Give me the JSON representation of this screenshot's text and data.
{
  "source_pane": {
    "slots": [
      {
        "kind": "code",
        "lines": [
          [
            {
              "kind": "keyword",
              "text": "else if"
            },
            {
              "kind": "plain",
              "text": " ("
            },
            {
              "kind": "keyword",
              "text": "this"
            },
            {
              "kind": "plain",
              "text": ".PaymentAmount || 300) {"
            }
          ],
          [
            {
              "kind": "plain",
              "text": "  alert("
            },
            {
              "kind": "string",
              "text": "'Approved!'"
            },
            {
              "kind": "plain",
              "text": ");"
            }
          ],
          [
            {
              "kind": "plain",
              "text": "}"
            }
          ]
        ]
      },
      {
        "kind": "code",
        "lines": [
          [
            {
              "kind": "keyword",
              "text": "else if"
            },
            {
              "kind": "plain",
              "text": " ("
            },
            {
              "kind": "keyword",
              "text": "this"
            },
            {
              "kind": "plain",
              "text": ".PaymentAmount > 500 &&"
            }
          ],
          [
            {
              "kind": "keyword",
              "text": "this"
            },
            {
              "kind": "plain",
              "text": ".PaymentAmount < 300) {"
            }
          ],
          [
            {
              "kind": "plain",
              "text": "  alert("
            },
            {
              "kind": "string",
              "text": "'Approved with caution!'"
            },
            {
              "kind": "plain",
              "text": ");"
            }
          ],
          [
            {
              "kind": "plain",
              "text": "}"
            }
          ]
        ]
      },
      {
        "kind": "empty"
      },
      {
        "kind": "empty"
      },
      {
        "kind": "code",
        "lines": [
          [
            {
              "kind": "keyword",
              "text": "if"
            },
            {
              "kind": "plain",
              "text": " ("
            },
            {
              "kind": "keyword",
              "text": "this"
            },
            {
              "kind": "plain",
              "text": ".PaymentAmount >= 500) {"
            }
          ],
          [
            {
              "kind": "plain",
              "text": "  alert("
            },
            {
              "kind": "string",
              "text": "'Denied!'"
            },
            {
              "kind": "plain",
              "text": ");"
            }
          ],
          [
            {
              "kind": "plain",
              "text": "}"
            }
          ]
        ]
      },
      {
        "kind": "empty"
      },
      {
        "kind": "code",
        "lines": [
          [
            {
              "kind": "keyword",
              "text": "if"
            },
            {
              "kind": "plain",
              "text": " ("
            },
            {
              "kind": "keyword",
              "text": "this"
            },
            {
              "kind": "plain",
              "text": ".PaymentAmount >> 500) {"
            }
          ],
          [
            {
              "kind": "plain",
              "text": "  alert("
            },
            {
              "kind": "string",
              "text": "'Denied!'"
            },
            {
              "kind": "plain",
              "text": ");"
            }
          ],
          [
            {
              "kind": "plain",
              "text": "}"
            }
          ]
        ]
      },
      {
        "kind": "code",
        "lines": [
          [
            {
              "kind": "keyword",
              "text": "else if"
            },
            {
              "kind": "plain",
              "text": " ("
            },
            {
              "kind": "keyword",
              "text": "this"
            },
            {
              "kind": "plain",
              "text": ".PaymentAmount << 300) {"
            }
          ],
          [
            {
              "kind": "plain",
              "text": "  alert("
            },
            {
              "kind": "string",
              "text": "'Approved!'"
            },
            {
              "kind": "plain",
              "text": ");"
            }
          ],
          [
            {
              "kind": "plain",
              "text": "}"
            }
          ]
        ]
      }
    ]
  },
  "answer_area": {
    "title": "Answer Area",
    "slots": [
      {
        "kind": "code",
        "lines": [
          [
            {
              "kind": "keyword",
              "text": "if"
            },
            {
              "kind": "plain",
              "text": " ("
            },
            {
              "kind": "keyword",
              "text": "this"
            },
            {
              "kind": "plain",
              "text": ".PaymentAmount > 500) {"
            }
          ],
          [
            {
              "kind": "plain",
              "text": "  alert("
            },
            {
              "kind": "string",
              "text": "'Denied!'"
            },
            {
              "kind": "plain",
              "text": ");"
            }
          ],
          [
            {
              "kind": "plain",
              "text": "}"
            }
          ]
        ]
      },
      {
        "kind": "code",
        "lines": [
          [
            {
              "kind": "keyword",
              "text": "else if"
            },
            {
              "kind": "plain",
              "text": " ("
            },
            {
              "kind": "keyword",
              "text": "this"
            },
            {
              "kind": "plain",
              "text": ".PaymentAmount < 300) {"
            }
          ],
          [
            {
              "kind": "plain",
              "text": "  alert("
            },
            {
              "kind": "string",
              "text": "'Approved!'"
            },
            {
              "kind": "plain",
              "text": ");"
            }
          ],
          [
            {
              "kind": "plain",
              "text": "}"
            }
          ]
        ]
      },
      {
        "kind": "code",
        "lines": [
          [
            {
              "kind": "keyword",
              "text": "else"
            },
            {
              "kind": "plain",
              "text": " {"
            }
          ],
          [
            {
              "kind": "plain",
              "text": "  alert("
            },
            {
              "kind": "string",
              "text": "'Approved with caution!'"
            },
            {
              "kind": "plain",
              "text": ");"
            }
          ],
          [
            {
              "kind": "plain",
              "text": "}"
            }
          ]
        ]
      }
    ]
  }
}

·····

Every entry needs to be retyped exactly.

Give me the JSON representation of this screenshot's text and data.
{
  "source_pane": {
    "slots": [
      {
        "kind": "code",
        "lines": [
          [
            {
              "kind": "keyword",
              "text": "else if"
            },
            {
              "kind": "plain",
              "text": " ("
            },
            {
              "kind": "keyword",
              "text": "this"
            },
            {
              "kind": "plain",
              "text": ".PaymentAmount || 300) {"
            }
          ],
          [
            {
              "kind": "plain",
              "text": "  alert("
            },
            {
              "kind": "string",
              "text": "'Approved!'"
            },
            {
              "kind": "plain",
              "text": ");"
            }
          ],
          [
            {
              "kind": "plain",
              "text": "}"
            }
          ]
        ]
      },
      {
        "kind": "code",
        "lines": [
          [
            {
              "kind": "keyword",
              "text": "else if"
            },
            {
              "kind": "plain",
              "text": " ("
            },
            {
              "kind": "keyword",
              "text": "this"
            },
            {
              "kind": "plain",
              "text": ".PaymentAmount > 500 &&"
            }
          ],
          [
            {
              "kind": "keyword",
              "text": "this"
            },
            {
              "kind": "plain",
              "text": ".PaymentAmount < 300) {"
            }
          ],
          [
            {
              "kind": "plain",
              "text": "  alert("
            },
            {
              "kind": "string",
              "text": "'Approved with caution!'"
            },
            {
              "kind": "plain",
              "text": ");"
            }
          ],
          [
            {
              "kind": "plain",
              "text": "}"
            }
          ]
        ]
      },
      {
        "kind": "empty"
      },
      {
        "kind": "empty"
      },
      {
        "kind": "code",
        "lines": [
          [
            {
              "kind": "keyword",
              "text": "if"
            },
            {
              "kind": "plain",
              "text": " ("
            },
            {
              "kind": "keyword",
              "text": "this"
            },
            {
              "kind": "plain",
              "text": ".PaymentAmount >= 500) {"
            }
          ],
          [
            {
              "kind": "plain",
              "text": "  alert("
            },
            {
              "kind": "string",
              "text": "'Denied!'"
            },
            {
              "kind": "plain",
              "text": ");"
            }
          ],
          [
            {
              "kind": "plain",
              "text": "}"
            }
          ]
        ]
      },
      {
        "kind": "empty"
      },
      {
        "kind": "code",
        "lines": [
          [
            {
              "kind": "keyword",
              "text": "if"
            },
            {
              "kind": "plain",
              "text": " ("
            },
            {
              "kind": "keyword",
              "text": "this"
            },
            {
              "kind": "plain",
              "text": ".PaymentAmount >> 500) {"
            }
          ],
          [
            {
              "kind": "plain",
              "text": "  alert("
            },
            {
              "kind": "string",
              "text": "'Denied!'"
            },
            {
              "kind": "plain",
              "text": ");"
            }
          ],
          [
            {
              "kind": "plain",
              "text": "}"
            }
          ]
        ]
      },
      {
        "kind": "code",
        "lines": [
          [
            {
              "kind": "keyword",
              "text": "else if"
            },
            {
              "kind": "plain",
              "text": " ("
            },
            {
              "kind": "keyword",
              "text": "this"
            },
            {
              "kind": "plain",
              "text": ".PaymentAmount << 300) {"
            }
          ],
          [
            {
              "kind": "plain",
              "text": "  alert("
            },
            {
              "kind": "string",
              "text": "'Approved!'"
            },
            {
              "kind": "plain",
              "text": ");"
            }
          ],
          [
            {
              "kind": "plain",
              "text": "}"
            }
          ]
        ]
      }
    ]
  },
  "answer_area": {
    "title": "Answer Area",
    "slots": [
      {
        "kind": "code",
        "lines": [
          [
            {
              "kind": "keyword",
              "text": "if"
            },
            {
              "kind": "plain",
              "text": " ("
            },
            {
              "kind": "keyword",
              "text": "this"
            },
            {
              "kind": "plain",
              "text": ".PaymentAmount > 500) {"
            }
          ],
          [
            {
              "kind": "plain",
              "text": "  alert("
            },
            {
              "kind": "string",
              "text": "'Denied!'"
            },
            {
              "kind": "plain",
              "text": ");"
            }
          ],
          [
            {
              "kind": "plain",
              "text": "}"
            }
          ]
        ]
      },
      {
        "kind": "code",
        "lines": [
          [
            {
              "kind": "keyword",
              "text": "else if"
            },
            {
              "kind": "plain",
              "text": " ("
            },
            {
              "kind": "keyword",
              "text": "this"
            },
            {
              "kind": "plain",
              "text": ".PaymentAmount < 300) {"
            }
          ],
          [
            {
              "kind": "plain",
              "text": "  alert("
            },
            {
              "kind": "string",
              "text": "'Approved!'"
            },
            {
              "kind": "plain",
              "text": ");"
            }
          ],
          [
            {
              "kind": "plain",
              "text": "}"
            }
          ]
        ]
      },
      {
        "kind": "code",
        "lines": [
          [
            {
              "kind": "keyword",
              "text": "else"
            },
            {
              "kind": "plain",
              "text": " {"
            }
          ],
          [
            {
              "kind": "plain",
              "text": "  alert("
            },
            {
              "kind": "string",
              "text": "'Approved with caution!'"
            },
            {
              "kind": "plain",
              "text": ");"
            }
          ],
          [
            {
              "kind": "plain",
              "text": "}"
            }
          ]
        ]
      }
    ]
  }
}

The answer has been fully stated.